▸ EXERCISE DESCRIPTION:
Make an exact copy of the records, dropping all pictures.

▸ GIVEN ENTRIES:
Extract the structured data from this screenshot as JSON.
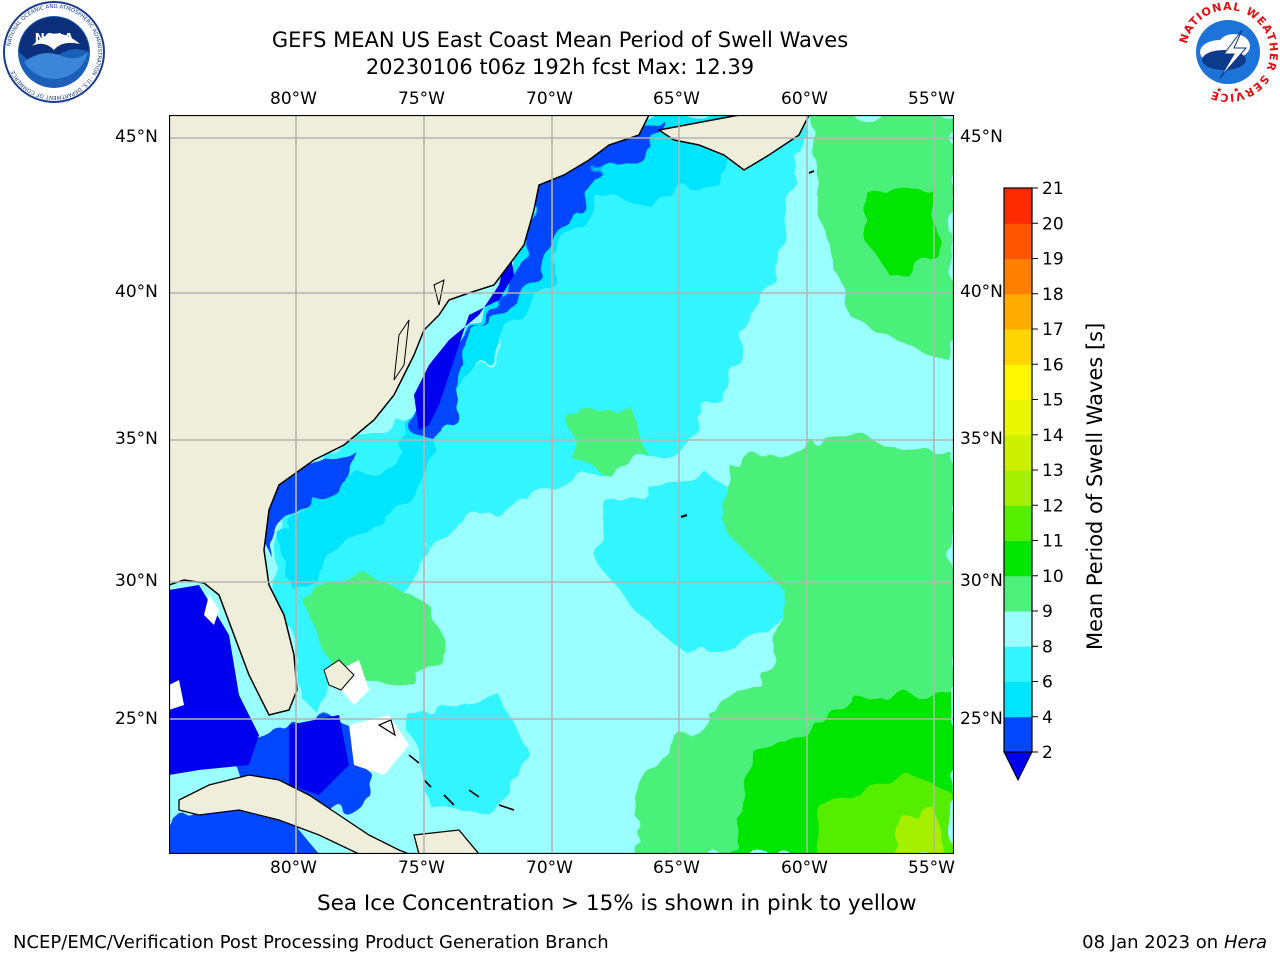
{
  "title": {
    "line1": "GEFS MEAN US East Coast Mean Period of Swell Waves",
    "line2": "20230106 t06z 192h fcst   Max: 12.39"
  },
  "map": {
    "lon_labels": [
      "80°W",
      "75°W",
      "70°W",
      "65°W",
      "60°W",
      "55°W"
    ],
    "lat_labels": [
      "45°N",
      "40°N",
      "35°N",
      "30°N",
      "25°N"
    ],
    "colors": {
      "land": "#efeedb",
      "coast": "#000000",
      "grid": "#b4b4b4",
      "missing": "#ffffff"
    }
  },
  "colorbar": {
    "label": "Mean Period of Swell Waves [s]",
    "ticks": [
      "2",
      "4",
      "6",
      "8",
      "9",
      "10",
      "11",
      "12",
      "13",
      "14",
      "15",
      "16",
      "17",
      "18",
      "19",
      "20",
      "21"
    ],
    "colors": [
      "#0047ff",
      "#00e5ff",
      "#33f5ff",
      "#99ffff",
      "#4cf07a",
      "#00e600",
      "#55ee00",
      "#a6ef00",
      "#ccf000",
      "#e9f700",
      "#fff700",
      "#ffd500",
      "#ffaa00",
      "#ff8000",
      "#ff5500",
      "#ff2a00",
      "#ff0000"
    ],
    "underflow_color": "#0000ee"
  },
  "notes": {
    "ice": "Sea Ice Concentration > 15% is shown in pink to yellow"
  },
  "footer": {
    "left": "NCEP/EMC/Verification Post Processing Product Generation Branch",
    "right_date": "08 Jan 2023 on ",
    "right_host": "Hera"
  },
  "logos": {
    "left_icon": "noaa-logo",
    "left_text": "NOAA",
    "left_ring": "NATIONAL OCEANIC AND ATMOSPHERIC ADMINISTRATION · U.S. DEPARTMENT OF COMMERCE",
    "right_icon": "nws-logo",
    "right_ring": "NATIONAL WEATHER SERVICE"
  }
}
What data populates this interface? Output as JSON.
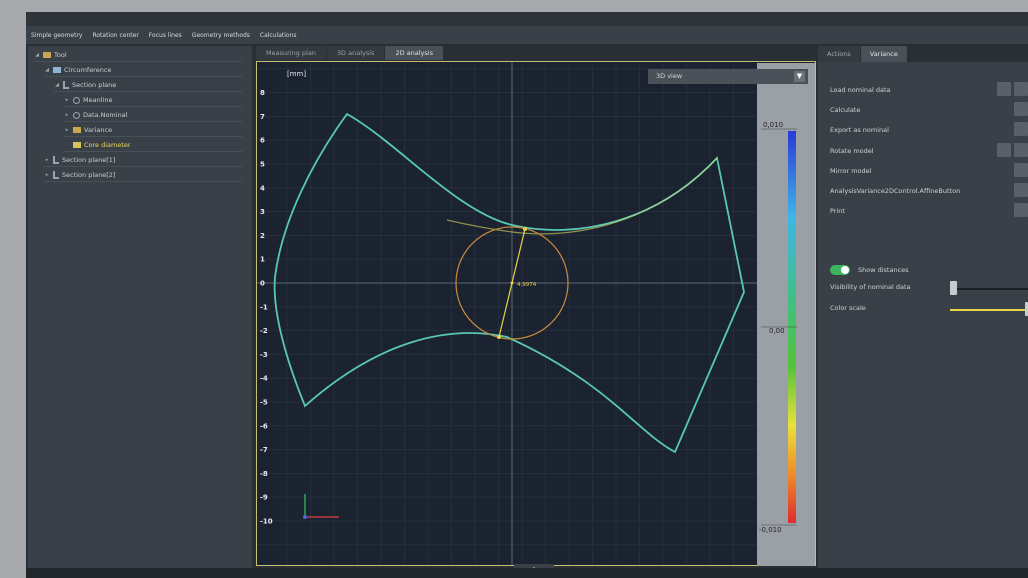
{
  "menu": [
    "Simple geometry",
    "Rotation center",
    "Focus lines",
    "Geometry methods",
    "Calculations"
  ],
  "tree": [
    {
      "label": "Tool",
      "level": 0,
      "arrow": "◢",
      "icon": "folder"
    },
    {
      "label": "Circumference",
      "level": 1,
      "arrow": "◢",
      "icon": "curve"
    },
    {
      "label": "Section plane",
      "level": 2,
      "arrow": "◢",
      "icon": "plane"
    },
    {
      "label": "Meanline",
      "level": 3,
      "arrow": "▸",
      "icon": "circle"
    },
    {
      "label": "Data.Nominal",
      "level": 3,
      "arrow": "▸",
      "icon": "circle"
    },
    {
      "label": "Variance",
      "level": 3,
      "arrow": "▸",
      "icon": "folder"
    },
    {
      "label": "Core diameter",
      "level": 3,
      "arrow": "",
      "icon": "measure",
      "highlight": true
    },
    {
      "label": "Section plane[1]",
      "level": 1,
      "arrow": "▸",
      "icon": "plane"
    },
    {
      "label": "Section plane[2]",
      "level": 1,
      "arrow": "▸",
      "icon": "plane"
    }
  ],
  "tabs": [
    {
      "label": "Measuring plan",
      "active": false
    },
    {
      "label": "3D analysis",
      "active": false
    },
    {
      "label": "2D analysis",
      "active": true
    }
  ],
  "view_select": {
    "value": "3D view",
    "dd": "▼"
  },
  "plot": {
    "unit": "[mm]",
    "y_ticks": [
      8,
      7,
      6,
      5,
      4,
      3,
      2,
      1,
      0,
      -1,
      -2,
      -3,
      -4,
      -5,
      -6,
      -7,
      -8,
      -9,
      -10
    ],
    "measurement": "4,9974"
  },
  "color_scale": {
    "max": "0,010",
    "mid": "0,00",
    "min": "-0,010"
  },
  "bottom_value": "0",
  "right_tabs": [
    {
      "label": "Actions",
      "active": false
    },
    {
      "label": "Variance",
      "active": true
    }
  ],
  "right_items": [
    "Load nominal data",
    "Calculate",
    "Export as nominal",
    "Rotate model",
    "Mirror model",
    "AnalysisVariance2DControl.AffineButton",
    "Print"
  ],
  "show_distances": "Show distances",
  "visibility_label": "Visibility of nominal data",
  "color_scale_label": "Color scale",
  "colors": {
    "accent": "#e8d24a",
    "curve": "#5fd0b8",
    "circle": "#d08a3c",
    "toggle": "#3fb45f"
  }
}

▸ THE RESPONSE:
Extract the structured data from this screenshot as JSON.
{
  "title": {
    "line1": "GEFS MEAN US East Coast Mean Period of Swell Waves",
    "line2": "20230106 t06z 192h fcst   Max: 12.39"
  },
  "map": {
    "lon_labels": [
      "80°W",
      "75°W",
      "70°W",
      "65°W",
      "60°W",
      "55°W"
    ],
    "lat_labels": [
      "45°N",
      "40°N",
      "35°N",
      "30°N",
      "25°N"
    ],
    "colors": {
      "land": "#efeedb",
      "coast": "#000000",
      "grid": "#b4b4b4",
      "missing": "#ffffff"
    }
  },
  "colorbar": {
    "label": "Mean Period of Swell Waves [s]",
    "ticks": [
      "2",
      "4",
      "6",
      "8",
      "9",
      "10",
      "11",
      "12",
      "13",
      "14",
      "15",
      "16",
      "17",
      "18",
      "19",
      "20",
      "21"
    ],
    "colors": [
      "#0047ff",
      "#00e5ff",
      "#33f5ff",
      "#99ffff",
      "#4cf07a",
      "#00e600",
      "#55ee00",
      "#a6ef00",
      "#ccf000",
      "#e9f700",
      "#fff700",
      "#ffd500",
      "#ffaa00",
      "#ff8000",
      "#ff5500",
      "#ff2a00",
      "#ff0000"
    ],
    "underflow_color": "#0000ee"
  },
  "notes": {
    "ice": "Sea Ice Concentration > 15% is shown in pink to yellow"
  },
  "footer": {
    "left": "NCEP/EMC/Verification Post Processing Product Generation Branch",
    "right_date": "08 Jan 2023 on ",
    "right_host": "Hera"
  },
  "logos": {
    "left_icon": "noaa-logo",
    "left_text": "NOAA",
    "left_ring": "NATIONAL OCEANIC AND ATMOSPHERIC ADMINISTRATION · U.S. DEPARTMENT OF COMMERCE",
    "right_icon": "nws-logo",
    "right_ring": "NATIONAL WEATHER SERVICE"
  }
}
What data populates this interface? Output as JSON.
{
  "menu": [
    "Simple geometry",
    "Rotation center",
    "Focus lines",
    "Geometry methods",
    "Calculations"
  ],
  "tree": [
    {
      "label": "Tool",
      "level": 0,
      "arrow": "◢",
      "icon": "folder"
    },
    {
      "label": "Circumference",
      "level": 1,
      "arrow": "◢",
      "icon": "curve"
    },
    {
      "label": "Section plane",
      "level": 2,
      "arrow": "◢",
      "icon": "plane"
    },
    {
      "label": "Meanline",
      "level": 3,
      "arrow": "▸",
      "icon": "circle"
    },
    {
      "label": "Data.Nominal",
      "level": 3,
      "arrow": "▸",
      "icon": "circle"
    },
    {
      "label": "Variance",
      "level": 3,
      "arrow": "▸",
      "icon": "folder"
    },
    {
      "label": "Core diameter",
      "level": 3,
      "arrow": "",
      "icon": "measure",
      "highlight": true
    },
    {
      "label": "Section plane[1]",
      "level": 1,
      "arrow": "▸",
      "icon": "plane"
    },
    {
      "label": "Section plane[2]",
      "level": 1,
      "arrow": "▸",
      "icon": "plane"
    }
  ],
  "tabs": [
    {
      "label": "Measuring plan",
      "active": false
    },
    {
      "label": "3D analysis",
      "active": false
    },
    {
      "label": "2D analysis",
      "active": true
    }
  ],
  "view_select": {
    "value": "3D view",
    "dd": "▼"
  },
  "plot": {
    "unit": "[mm]",
    "y_ticks": [
      8,
      7,
      6,
      5,
      4,
      3,
      2,
      1,
      0,
      -1,
      -2,
      -3,
      -4,
      -5,
      -6,
      -7,
      -8,
      -9,
      -10
    ],
    "measurement": "4,9974"
  },
  "color_scale": {
    "max": "0,010",
    "mid": "0,00",
    "min": "-0,010"
  },
  "bottom_value": "0",
  "right_tabs": [
    {
      "label": "Actions",
      "active": false
    },
    {
      "label": "Variance",
      "active": true
    }
  ],
  "right_items": [
    "Load nominal data",
    "Calculate",
    "Export as nominal",
    "Rotate model",
    "Mirror model",
    "AnalysisVariance2DControl.AffineButton",
    "Print"
  ],
  "show_distances": "Show distances",
  "visibility_label": "Visibility of nominal data",
  "color_scale_label": "Color scale",
  "colors": {
    "accent": "#e8d24a",
    "curve": "#5fd0b8",
    "circle": "#d08a3c",
    "toggle": "#3fb45f"
  }
}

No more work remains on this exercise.